Records from a data collection
++++

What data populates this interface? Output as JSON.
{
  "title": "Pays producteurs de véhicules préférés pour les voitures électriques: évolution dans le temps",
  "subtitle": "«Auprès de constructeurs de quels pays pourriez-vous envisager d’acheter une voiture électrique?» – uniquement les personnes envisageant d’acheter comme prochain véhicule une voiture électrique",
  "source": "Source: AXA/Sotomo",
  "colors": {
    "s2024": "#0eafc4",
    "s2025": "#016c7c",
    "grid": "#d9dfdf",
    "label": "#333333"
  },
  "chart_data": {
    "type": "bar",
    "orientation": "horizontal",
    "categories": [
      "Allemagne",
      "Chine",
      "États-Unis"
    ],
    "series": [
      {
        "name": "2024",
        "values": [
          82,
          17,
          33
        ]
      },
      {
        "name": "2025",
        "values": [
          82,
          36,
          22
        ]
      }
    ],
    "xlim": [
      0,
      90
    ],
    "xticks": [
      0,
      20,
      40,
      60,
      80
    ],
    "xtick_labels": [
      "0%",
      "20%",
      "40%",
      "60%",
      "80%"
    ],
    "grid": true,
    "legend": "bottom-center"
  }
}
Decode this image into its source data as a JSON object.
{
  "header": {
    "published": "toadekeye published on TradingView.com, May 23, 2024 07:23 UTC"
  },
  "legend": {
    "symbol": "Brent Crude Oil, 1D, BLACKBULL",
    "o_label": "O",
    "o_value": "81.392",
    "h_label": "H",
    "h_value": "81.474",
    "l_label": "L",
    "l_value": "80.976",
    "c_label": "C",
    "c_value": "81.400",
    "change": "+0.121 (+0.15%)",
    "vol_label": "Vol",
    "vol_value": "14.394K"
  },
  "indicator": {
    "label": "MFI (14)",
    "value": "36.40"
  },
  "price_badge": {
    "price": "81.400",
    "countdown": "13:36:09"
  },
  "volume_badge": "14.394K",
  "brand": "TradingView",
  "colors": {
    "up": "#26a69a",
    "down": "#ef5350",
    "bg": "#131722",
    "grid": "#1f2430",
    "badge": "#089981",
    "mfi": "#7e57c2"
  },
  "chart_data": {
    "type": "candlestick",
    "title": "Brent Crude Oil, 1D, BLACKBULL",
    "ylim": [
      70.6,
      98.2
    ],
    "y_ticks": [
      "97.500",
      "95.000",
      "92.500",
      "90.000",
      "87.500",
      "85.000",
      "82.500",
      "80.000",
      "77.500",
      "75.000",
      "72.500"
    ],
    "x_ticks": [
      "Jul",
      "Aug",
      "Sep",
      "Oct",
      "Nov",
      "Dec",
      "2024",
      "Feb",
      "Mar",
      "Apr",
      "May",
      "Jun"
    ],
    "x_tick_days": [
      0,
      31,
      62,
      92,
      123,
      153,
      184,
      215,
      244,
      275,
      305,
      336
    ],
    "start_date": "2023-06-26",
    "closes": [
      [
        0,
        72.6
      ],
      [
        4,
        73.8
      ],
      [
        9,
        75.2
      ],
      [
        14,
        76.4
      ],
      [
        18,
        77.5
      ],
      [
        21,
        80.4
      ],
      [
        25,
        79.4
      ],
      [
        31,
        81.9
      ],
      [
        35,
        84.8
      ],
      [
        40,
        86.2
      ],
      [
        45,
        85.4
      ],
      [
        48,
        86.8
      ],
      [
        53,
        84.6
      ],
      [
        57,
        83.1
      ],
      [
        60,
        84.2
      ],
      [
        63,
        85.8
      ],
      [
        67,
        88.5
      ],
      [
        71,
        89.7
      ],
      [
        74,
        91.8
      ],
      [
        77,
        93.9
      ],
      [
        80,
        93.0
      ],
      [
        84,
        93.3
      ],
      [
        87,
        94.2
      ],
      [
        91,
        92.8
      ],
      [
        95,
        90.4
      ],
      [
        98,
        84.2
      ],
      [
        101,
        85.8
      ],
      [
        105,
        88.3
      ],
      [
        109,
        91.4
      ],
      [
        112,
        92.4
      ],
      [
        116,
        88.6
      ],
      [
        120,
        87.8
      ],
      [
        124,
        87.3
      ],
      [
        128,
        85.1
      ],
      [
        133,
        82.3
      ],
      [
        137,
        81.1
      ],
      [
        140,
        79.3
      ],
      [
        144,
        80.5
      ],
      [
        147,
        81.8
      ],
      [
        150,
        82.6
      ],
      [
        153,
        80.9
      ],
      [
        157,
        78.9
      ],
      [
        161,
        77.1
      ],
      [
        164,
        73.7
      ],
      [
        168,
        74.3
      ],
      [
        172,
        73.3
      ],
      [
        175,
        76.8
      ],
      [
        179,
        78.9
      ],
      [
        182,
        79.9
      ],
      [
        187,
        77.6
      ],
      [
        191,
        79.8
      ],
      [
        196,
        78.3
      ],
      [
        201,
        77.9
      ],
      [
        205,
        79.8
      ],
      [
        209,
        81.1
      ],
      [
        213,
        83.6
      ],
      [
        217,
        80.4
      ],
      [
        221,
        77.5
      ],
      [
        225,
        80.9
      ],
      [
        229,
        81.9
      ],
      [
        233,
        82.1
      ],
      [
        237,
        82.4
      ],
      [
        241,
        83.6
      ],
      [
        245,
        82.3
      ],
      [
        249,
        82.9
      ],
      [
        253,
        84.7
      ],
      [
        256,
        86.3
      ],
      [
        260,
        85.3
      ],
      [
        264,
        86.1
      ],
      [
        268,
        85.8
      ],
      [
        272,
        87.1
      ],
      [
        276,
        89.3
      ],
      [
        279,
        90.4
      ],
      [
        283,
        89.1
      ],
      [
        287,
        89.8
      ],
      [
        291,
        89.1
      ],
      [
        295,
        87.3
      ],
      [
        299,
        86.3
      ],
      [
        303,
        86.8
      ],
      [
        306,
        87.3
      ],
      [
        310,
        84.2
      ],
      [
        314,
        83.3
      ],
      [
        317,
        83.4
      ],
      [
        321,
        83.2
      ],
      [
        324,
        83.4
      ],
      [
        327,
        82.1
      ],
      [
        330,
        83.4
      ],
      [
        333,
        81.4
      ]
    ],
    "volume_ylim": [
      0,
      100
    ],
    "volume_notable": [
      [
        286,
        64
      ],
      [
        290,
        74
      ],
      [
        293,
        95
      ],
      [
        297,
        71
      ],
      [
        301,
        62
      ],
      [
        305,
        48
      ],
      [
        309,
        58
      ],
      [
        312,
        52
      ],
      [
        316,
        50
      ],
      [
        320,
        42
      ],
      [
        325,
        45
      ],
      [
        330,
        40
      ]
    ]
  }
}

++++

STATED PROBLEM
Print all of the entries exactly as they are written.

ANSWER TO THE TASK
What data populates this interface? Output as JSON.
{
  "title": "Pays producteurs de véhicules préférés pour les voitures électriques: évolution dans le temps",
  "subtitle": "«Auprès de constructeurs de quels pays pourriez-vous envisager d’acheter une voiture électrique?» – uniquement les personnes envisageant d’acheter comme prochain véhicule une voiture électrique",
  "source": "Source: AXA/Sotomo",
  "colors": {
    "s2024": "#0eafc4",
    "s2025": "#016c7c",
    "grid": "#d9dfdf",
    "label": "#333333"
  },
  "chart_data": {
    "type": "bar",
    "orientation": "horizontal",
    "categories": [
      "Allemagne",
      "Chine",
      "États-Unis"
    ],
    "series": [
      {
        "name": "2024",
        "values": [
          82,
          17,
          33
        ]
      },
      {
        "name": "2025",
        "values": [
          82,
          36,
          22
        ]
      }
    ],
    "xlim": [
      0,
      90
    ],
    "xticks": [
      0,
      20,
      40,
      60,
      80
    ],
    "xtick_labels": [
      "0%",
      "20%",
      "40%",
      "60%",
      "80%"
    ],
    "grid": true,
    "legend": "bottom-center"
  }
}
Decode this image into its source data as a JSON object.
{
  "header": {
    "published": "toadekeye published on TradingView.com, May 23, 2024 07:23 UTC"
  },
  "legend": {
    "symbol": "Brent Crude Oil, 1D, BLACKBULL",
    "o_label": "O",
    "o_value": "81.392",
    "h_label": "H",
    "h_value": "81.474",
    "l_label": "L",
    "l_value": "80.976",
    "c_label": "C",
    "c_value": "81.400",
    "change": "+0.121 (+0.15%)",
    "vol_label": "Vol",
    "vol_value": "14.394K"
  },
  "indicator": {
    "label": "MFI (14)",
    "value": "36.40"
  },
  "price_badge": {
    "price": "81.400",
    "countdown": "13:36:09"
  },
  "volume_badge": "14.394K",
  "brand": "TradingView",
  "colors": {
    "up": "#26a69a",
    "down": "#ef5350",
    "bg": "#131722",
    "grid": "#1f2430",
    "badge": "#089981",
    "mfi": "#7e57c2"
  },
  "chart_data": {
    "type": "candlestick",
    "title": "Brent Crude Oil, 1D, BLACKBULL",
    "ylim": [
      70.6,
      98.2
    ],
    "y_ticks": [
      "97.500",
      "95.000",
      "92.500",
      "90.000",
      "87.500",
      "85.000",
      "82.500",
      "80.000",
      "77.500",
      "75.000",
      "72.500"
    ],
    "x_ticks": [
      "Jul",
      "Aug",
      "Sep",
      "Oct",
      "Nov",
      "Dec",
      "2024",
      "Feb",
      "Mar",
      "Apr",
      "May",
      "Jun"
    ],
    "x_tick_days": [
      0,
      31,
      62,
      92,
      123,
      153,
      184,
      215,
      244,
      275,
      305,
      336
    ],
    "start_date": "2023-06-26",
    "closes": [
      [
        0,
        72.6
      ],
      [
        4,
        73.8
      ],
      [
        9,
        75.2
      ],
      [
        14,
        76.4
      ],
      [
        18,
        77.5
      ],
      [
        21,
        80.4
      ],
      [
        25,
        79.4
      ],
      [
        31,
        81.9
      ],
      [
        35,
        84.8
      ],
      [
        40,
        86.2
      ],
      [
        45,
        85.4
      ],
      [
        48,
        86.8
      ],
      [
        53,
        84.6
      ],
      [
        57,
        83.1
      ],
      [
        60,
        84.2
      ],
      [
        63,
        85.8
      ],
      [
        67,
        88.5
      ],
      [
        71,
        89.7
      ],
      [
        74,
        91.8
      ],
      [
        77,
        93.9
      ],
      [
        80,
        93.0
      ],
      [
        84,
        93.3
      ],
      [
        87,
        94.2
      ],
      [
        91,
        92.8
      ],
      [
        95,
        90.4
      ],
      [
        98,
        84.2
      ],
      [
        101,
        85.8
      ],
      [
        105,
        88.3
      ],
      [
        109,
        91.4
      ],
      [
        112,
        92.4
      ],
      [
        116,
        88.6
      ],
      [
        120,
        87.8
      ],
      [
        124,
        87.3
      ],
      [
        128,
        85.1
      ],
      [
        133,
        82.3
      ],
      [
        137,
        81.1
      ],
      [
        140,
        79.3
      ],
      [
        144,
        80.5
      ],
      [
        147,
        81.8
      ],
      [
        150,
        82.6
      ],
      [
        153,
        80.9
      ],
      [
        157,
        78.9
      ],
      [
        161,
        77.1
      ],
      [
        164,
        73.7
      ],
      [
        168,
        74.3
      ],
      [
        172,
        73.3
      ],
      [
        175,
        76.8
      ],
      [
        179,
        78.9
      ],
      [
        182,
        79.9
      ],
      [
        187,
        77.6
      ],
      [
        191,
        79.8
      ],
      [
        196,
        78.3
      ],
      [
        201,
        77.9
      ],
      [
        205,
        79.8
      ],
      [
        209,
        81.1
      ],
      [
        213,
        83.6
      ],
      [
        217,
        80.4
      ],
      [
        221,
        77.5
      ],
      [
        225,
        80.9
      ],
      [
        229,
        81.9
      ],
      [
        233,
        82.1
      ],
      [
        237,
        82.4
      ],
      [
        241,
        83.6
      ],
      [
        245,
        82.3
      ],
      [
        249,
        82.9
      ],
      [
        253,
        84.7
      ],
      [
        256,
        86.3
      ],
      [
        260,
        85.3
      ],
      [
        264,
        86.1
      ],
      [
        268,
        85.8
      ],
      [
        272,
        87.1
      ],
      [
        276,
        89.3
      ],
      [
        279,
        90.4
      ],
      [
        283,
        89.1
      ],
      [
        287,
        89.8
      ],
      [
        291,
        89.1
      ],
      [
        295,
        87.3
      ],
      [
        299,
        86.3
      ],
      [
        303,
        86.8
      ],
      [
        306,
        87.3
      ],
      [
        310,
        84.2
      ],
      [
        314,
        83.3
      ],
      [
        317,
        83.4
      ],
      [
        321,
        83.2
      ],
      [
        324,
        83.4
      ],
      [
        327,
        82.1
      ],
      [
        330,
        83.4
      ],
      [
        333,
        81.4
      ]
    ],
    "volume_ylim": [
      0,
      100
    ],
    "volume_notable": [
      [
        286,
        64
      ],
      [
        290,
        74
      ],
      [
        293,
        95
      ],
      [
        297,
        71
      ],
      [
        301,
        62
      ],
      [
        305,
        48
      ],
      [
        309,
        58
      ],
      [
        312,
        52
      ],
      [
        316,
        50
      ],
      [
        320,
        42
      ],
      [
        325,
        45
      ],
      [
        330,
        40
      ]
    ]
  }
}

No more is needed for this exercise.